• SET PROBLEM:
Pictures in the records should not be copied, but every other part must be repeated exactly.

Dataset records
»»

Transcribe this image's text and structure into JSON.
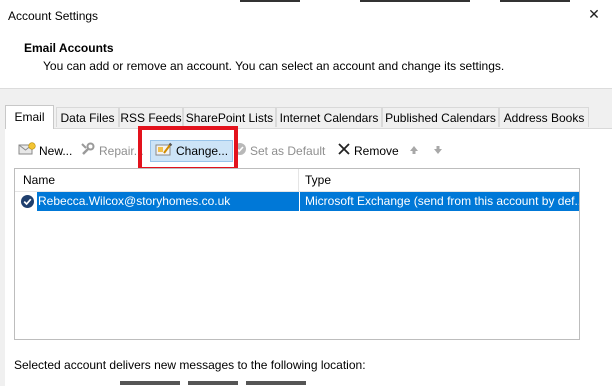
{
  "window": {
    "title": "Account Settings"
  },
  "header": {
    "title": "Email Accounts",
    "description": "You can add or remove an account. You can select an account and change its settings."
  },
  "tabs": [
    {
      "label": "Email",
      "active": true
    },
    {
      "label": "Data Files",
      "active": false
    },
    {
      "label": "RSS Feeds",
      "active": false
    },
    {
      "label": "SharePoint Lists",
      "active": false
    },
    {
      "label": "Internet Calendars",
      "active": false
    },
    {
      "label": "Published Calendars",
      "active": false
    },
    {
      "label": "Address Books",
      "active": false
    }
  ],
  "toolbar": {
    "new_label": "New...",
    "repair_label": "Repair...",
    "change_label": "Change...",
    "set_default_label": "Set as Default",
    "remove_label": "Remove"
  },
  "accounts_table": {
    "columns": [
      "Name",
      "Type"
    ],
    "rows": [
      {
        "name": "Rebecca.Wilcox@storyhomes.co.uk",
        "type": "Microsoft Exchange (send from this account by def...",
        "selected": true,
        "is_default": true
      }
    ]
  },
  "delivery": {
    "text": "Selected account delivers new messages to the following location:"
  },
  "colors": {
    "selection": "#0078d7",
    "highlight_box": "#e3121c",
    "dialog_bg": "#f0f0f0"
  }
}
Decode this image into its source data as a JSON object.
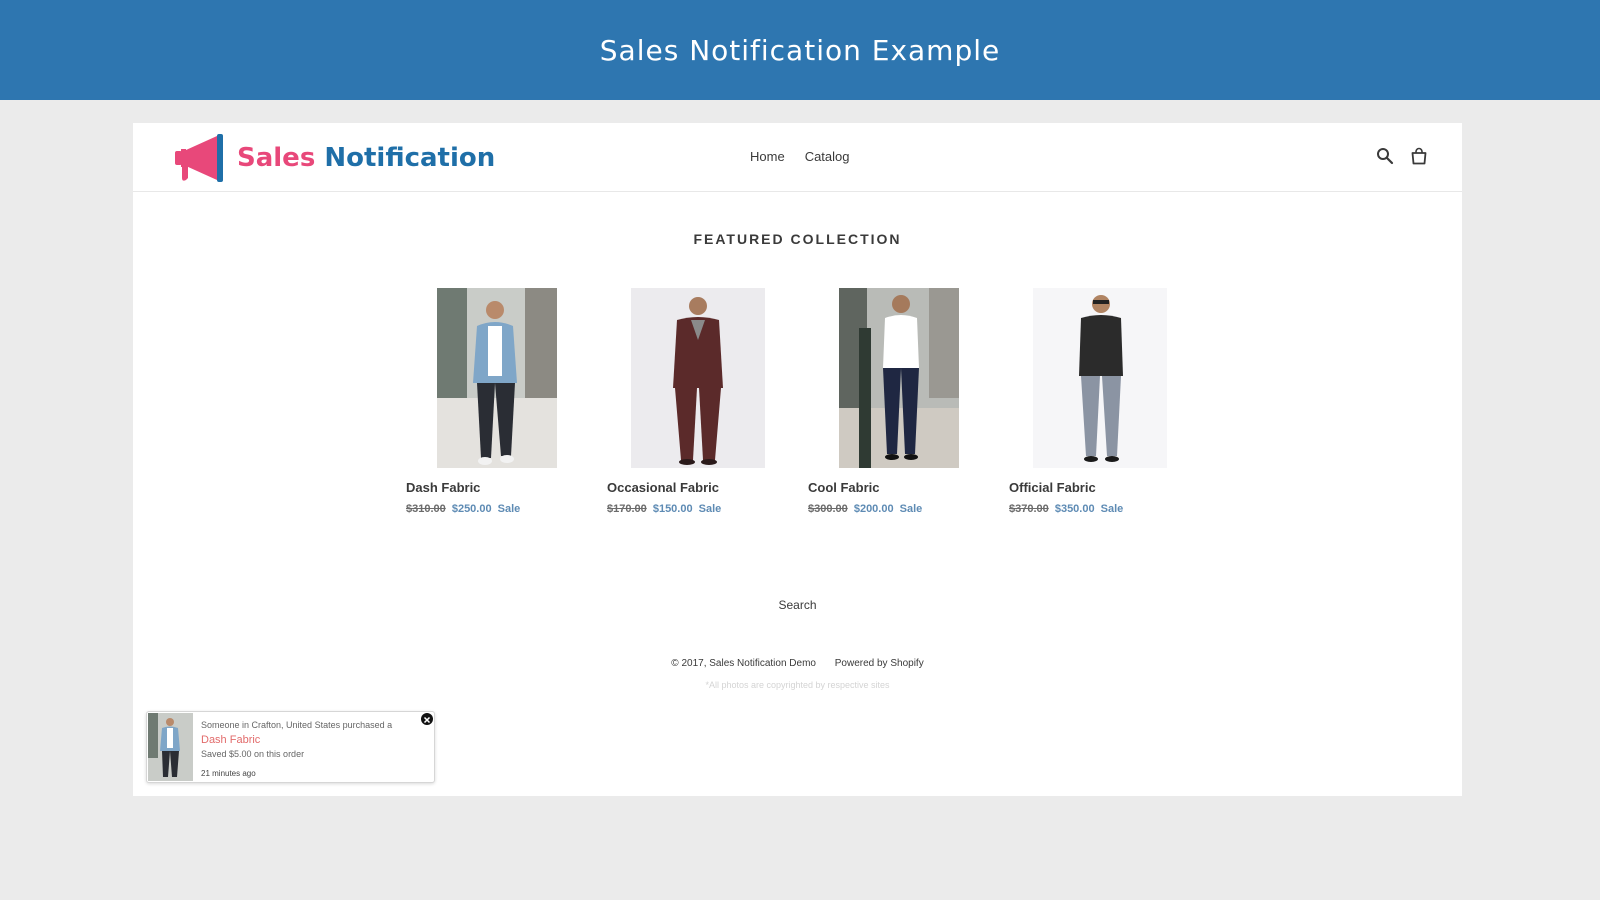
{
  "banner": {
    "title": "Sales Notification Example"
  },
  "header": {
    "logo_word1": "Sales",
    "logo_word2": "Notification",
    "nav": [
      {
        "label": "Home"
      },
      {
        "label": "Catalog"
      }
    ],
    "icons": [
      "search-icon",
      "cart-icon"
    ]
  },
  "main": {
    "section_title": "FEATURED COLLECTION",
    "products": [
      {
        "title": "Dash Fabric",
        "old_price": "$310.00",
        "price": "$250.00",
        "badge": "Sale"
      },
      {
        "title": "Occasional Fabric",
        "old_price": "$170.00",
        "price": "$150.00",
        "badge": "Sale"
      },
      {
        "title": "Cool Fabric",
        "old_price": "$300.00",
        "price": "$200.00",
        "badge": "Sale"
      },
      {
        "title": "Official Fabric",
        "old_price": "$370.00",
        "price": "$350.00",
        "badge": "Sale"
      }
    ]
  },
  "footer": {
    "search_link": "Search",
    "copyright": "© 2017, Sales Notification Demo",
    "powered": "Powered by Shopify",
    "note": "*All photos are copyrighted by respective sites"
  },
  "notification": {
    "line1": "Someone in Crafton, United States purchased a",
    "product": "Dash Fabric",
    "saved": "Saved $5.00 on this order",
    "time": "21 minutes ago"
  },
  "colors": {
    "banner": "#2e76b0",
    "logo_pink": "#e8487a",
    "logo_blue": "#1f6fa8",
    "sale_price": "#5e8bb4",
    "notification_product": "#e26b6b"
  }
}
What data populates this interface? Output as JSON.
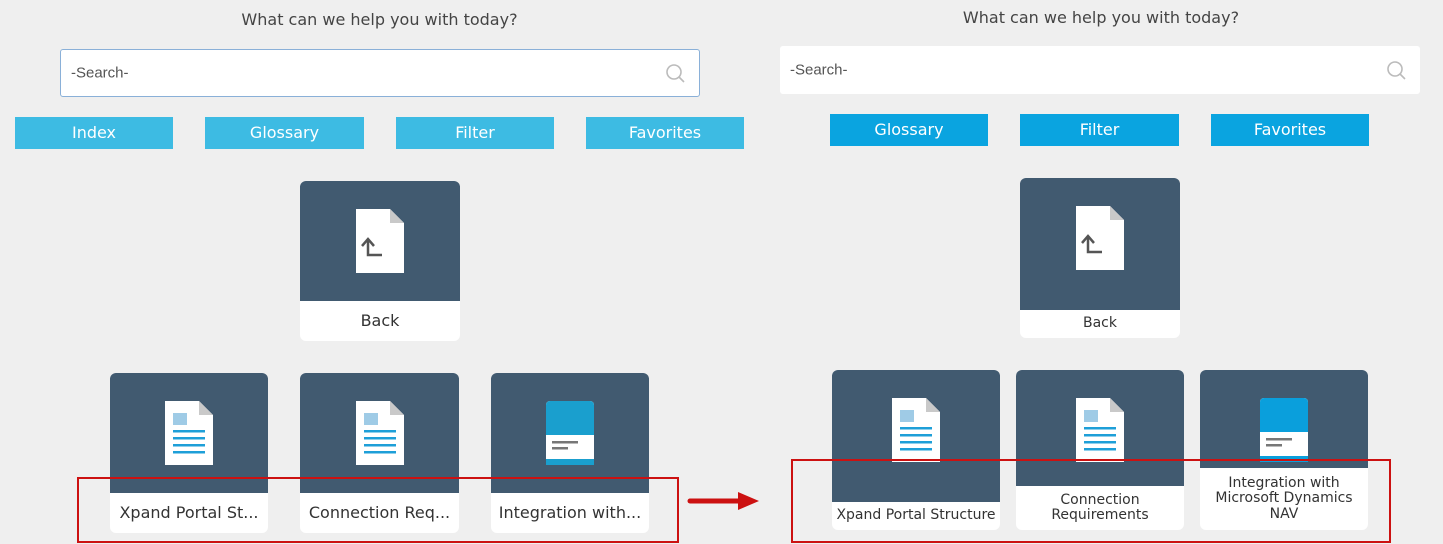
{
  "left": {
    "heading": "What can we help you with today?",
    "search_placeholder": "-Search-",
    "buttons": [
      "Index",
      "Glossary",
      "Filter",
      "Favorites"
    ],
    "back_label": "Back",
    "tiles": [
      "Xpand Portal St...",
      "Connection Req...",
      "Integration with..."
    ]
  },
  "right": {
    "heading": "What can we help you with today?",
    "search_placeholder": "-Search-",
    "buttons": [
      "Glossary",
      "Filter",
      "Favorites"
    ],
    "back_label": "Back",
    "tiles": [
      "Xpand Portal Structure",
      "Connection Requirements",
      "Integration with Microsoft Dynamics NAV"
    ]
  },
  "colors": {
    "tile_header": "#415a70",
    "left_button": "#3dbbe3",
    "right_button": "#0aa4e0",
    "highlight": "#cc1111",
    "arrow": "#cc1111"
  },
  "icons": {
    "search": "search-icon",
    "back": "back-document-icon",
    "document": "document-icon",
    "book": "book-icon",
    "arrow": "right-arrow-icon"
  }
}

««

• OUTPUT OF THE TASK:
Transcribe this image's text and structure into JSON.
{
  "window": {
    "title": "Account Settings"
  },
  "header": {
    "title": "Email Accounts",
    "description": "You can add or remove an account. You can select an account and change its settings."
  },
  "tabs": [
    {
      "label": "Email",
      "active": true
    },
    {
      "label": "Data Files",
      "active": false
    },
    {
      "label": "RSS Feeds",
      "active": false
    },
    {
      "label": "SharePoint Lists",
      "active": false
    },
    {
      "label": "Internet Calendars",
      "active": false
    },
    {
      "label": "Published Calendars",
      "active": false
    },
    {
      "label": "Address Books",
      "active": false
    }
  ],
  "toolbar": {
    "new_label": "New...",
    "repair_label": "Repair...",
    "change_label": "Change...",
    "set_default_label": "Set as Default",
    "remove_label": "Remove"
  },
  "accounts_table": {
    "columns": [
      "Name",
      "Type"
    ],
    "rows": [
      {
        "name": "Rebecca.Wilcox@storyhomes.co.uk",
        "type": "Microsoft Exchange (send from this account by def...",
        "selected": true,
        "is_default": true
      }
    ]
  },
  "delivery": {
    "text": "Selected account delivers new messages to the following location:"
  },
  "colors": {
    "selection": "#0078d7",
    "highlight_box": "#e3121c",
    "dialog_bg": "#f0f0f0"
  }
}
Decode this image into its source data as a JSON object.
{
  "banner": {
    "title": "Sales Notification Example"
  },
  "header": {
    "logo_word1": "Sales",
    "logo_word2": "Notification",
    "nav": [
      {
        "label": "Home"
      },
      {
        "label": "Catalog"
      }
    ],
    "icons": [
      "search-icon",
      "cart-icon"
    ]
  },
  "main": {
    "section_title": "FEATURED COLLECTION",
    "products": [
      {
        "title": "Dash Fabric",
        "old_price": "$310.00",
        "price": "$250.00",
        "badge": "Sale"
      },
      {
        "title": "Occasional Fabric",
        "old_price": "$170.00",
        "price": "$150.00",
        "badge": "Sale"
      },
      {
        "title": "Cool Fabric",
        "old_price": "$300.00",
        "price": "$200.00",
        "badge": "Sale"
      },
      {
        "title": "Official Fabric",
        "old_price": "$370.00",
        "price": "$350.00",
        "badge": "Sale"
      }
    ]
  },
  "footer": {
    "search_link": "Search",
    "copyright": "© 2017, Sales Notification Demo",
    "powered": "Powered by Shopify",
    "note": "*All photos are copyrighted by respective sites"
  },
  "notification": {
    "line1": "Someone in Crafton, United States purchased a",
    "product": "Dash Fabric",
    "saved": "Saved $5.00 on this order",
    "time": "21 minutes ago"
  },
  "colors": {
    "banner": "#2e76b0",
    "logo_pink": "#e8487a",
    "logo_blue": "#1f6fa8",
    "sale_price": "#5e8bb4",
    "notification_product": "#e26b6b"
  }
}
What data populates this interface? Output as JSON.
{
  "left": {
    "heading": "What can we help you with today?",
    "search_placeholder": "-Search-",
    "buttons": [
      "Index",
      "Glossary",
      "Filter",
      "Favorites"
    ],
    "back_label": "Back",
    "tiles": [
      "Xpand Portal St...",
      "Connection Req...",
      "Integration with..."
    ]
  },
  "right": {
    "heading": "What can we help you with today?",
    "search_placeholder": "-Search-",
    "buttons": [
      "Glossary",
      "Filter",
      "Favorites"
    ],
    "back_label": "Back",
    "tiles": [
      "Xpand Portal Structure",
      "Connection Requirements",
      "Integration with Microsoft Dynamics NAV"
    ]
  },
  "colors": {
    "tile_header": "#415a70",
    "left_button": "#3dbbe3",
    "right_button": "#0aa4e0",
    "highlight": "#cc1111",
    "arrow": "#cc1111"
  },
  "icons": {
    "search": "search-icon",
    "back": "back-document-icon",
    "document": "document-icon",
    "book": "book-icon",
    "arrow": "right-arrow-icon"
  }
}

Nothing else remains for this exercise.